─── The input

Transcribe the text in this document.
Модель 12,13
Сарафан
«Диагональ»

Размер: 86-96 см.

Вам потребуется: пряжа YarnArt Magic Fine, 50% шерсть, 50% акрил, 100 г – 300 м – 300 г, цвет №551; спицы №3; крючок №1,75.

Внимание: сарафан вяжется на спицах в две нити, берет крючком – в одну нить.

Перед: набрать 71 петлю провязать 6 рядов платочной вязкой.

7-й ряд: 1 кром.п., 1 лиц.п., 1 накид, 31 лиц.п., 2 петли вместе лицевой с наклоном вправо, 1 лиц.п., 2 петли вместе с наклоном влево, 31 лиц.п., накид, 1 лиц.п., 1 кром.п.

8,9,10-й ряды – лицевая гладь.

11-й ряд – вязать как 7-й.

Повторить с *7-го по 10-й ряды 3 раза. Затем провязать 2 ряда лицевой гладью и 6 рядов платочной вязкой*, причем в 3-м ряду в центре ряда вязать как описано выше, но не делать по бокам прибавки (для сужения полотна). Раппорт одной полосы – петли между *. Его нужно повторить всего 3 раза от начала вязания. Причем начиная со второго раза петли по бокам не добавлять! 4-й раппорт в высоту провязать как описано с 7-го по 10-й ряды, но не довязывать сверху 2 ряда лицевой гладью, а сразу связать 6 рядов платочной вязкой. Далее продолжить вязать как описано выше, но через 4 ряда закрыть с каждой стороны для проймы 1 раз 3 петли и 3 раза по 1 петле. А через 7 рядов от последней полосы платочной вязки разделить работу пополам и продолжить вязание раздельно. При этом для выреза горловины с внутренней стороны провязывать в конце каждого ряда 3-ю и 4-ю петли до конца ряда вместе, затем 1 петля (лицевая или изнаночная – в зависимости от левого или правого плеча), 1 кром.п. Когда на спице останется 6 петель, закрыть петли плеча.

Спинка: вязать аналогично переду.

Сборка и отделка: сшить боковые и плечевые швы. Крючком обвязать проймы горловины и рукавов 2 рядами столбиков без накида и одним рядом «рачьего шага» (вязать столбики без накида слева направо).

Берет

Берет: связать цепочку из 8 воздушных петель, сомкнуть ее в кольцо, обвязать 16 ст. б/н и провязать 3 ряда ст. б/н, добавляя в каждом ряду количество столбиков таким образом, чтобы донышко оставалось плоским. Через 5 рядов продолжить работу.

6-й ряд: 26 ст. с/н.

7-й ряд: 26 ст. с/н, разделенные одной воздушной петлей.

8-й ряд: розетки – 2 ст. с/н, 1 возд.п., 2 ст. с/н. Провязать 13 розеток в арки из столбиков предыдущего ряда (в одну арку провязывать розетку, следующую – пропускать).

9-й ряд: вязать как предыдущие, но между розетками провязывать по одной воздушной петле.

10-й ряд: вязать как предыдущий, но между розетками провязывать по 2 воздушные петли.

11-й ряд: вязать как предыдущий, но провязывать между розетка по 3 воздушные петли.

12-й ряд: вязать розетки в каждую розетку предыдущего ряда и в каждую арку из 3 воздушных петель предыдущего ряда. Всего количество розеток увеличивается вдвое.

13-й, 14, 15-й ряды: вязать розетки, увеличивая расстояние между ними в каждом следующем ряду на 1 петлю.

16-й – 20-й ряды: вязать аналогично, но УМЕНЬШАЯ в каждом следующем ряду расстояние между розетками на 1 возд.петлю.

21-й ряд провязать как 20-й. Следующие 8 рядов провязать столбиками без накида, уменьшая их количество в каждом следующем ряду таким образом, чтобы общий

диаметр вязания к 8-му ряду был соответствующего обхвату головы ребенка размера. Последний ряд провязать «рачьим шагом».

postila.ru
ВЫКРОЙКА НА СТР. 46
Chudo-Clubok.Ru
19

──────

--- Task statement ---
From the entries above, copy every line where the word "воздушные" shows up.

--- Solution to the problem ---
10-й ряд: вязать как предыдущий, но между розетками провязывать по 2 воздушные петли.
11-й ряд: вязать как предыдущий, но провязывать между розетка по 3 воздушные петли.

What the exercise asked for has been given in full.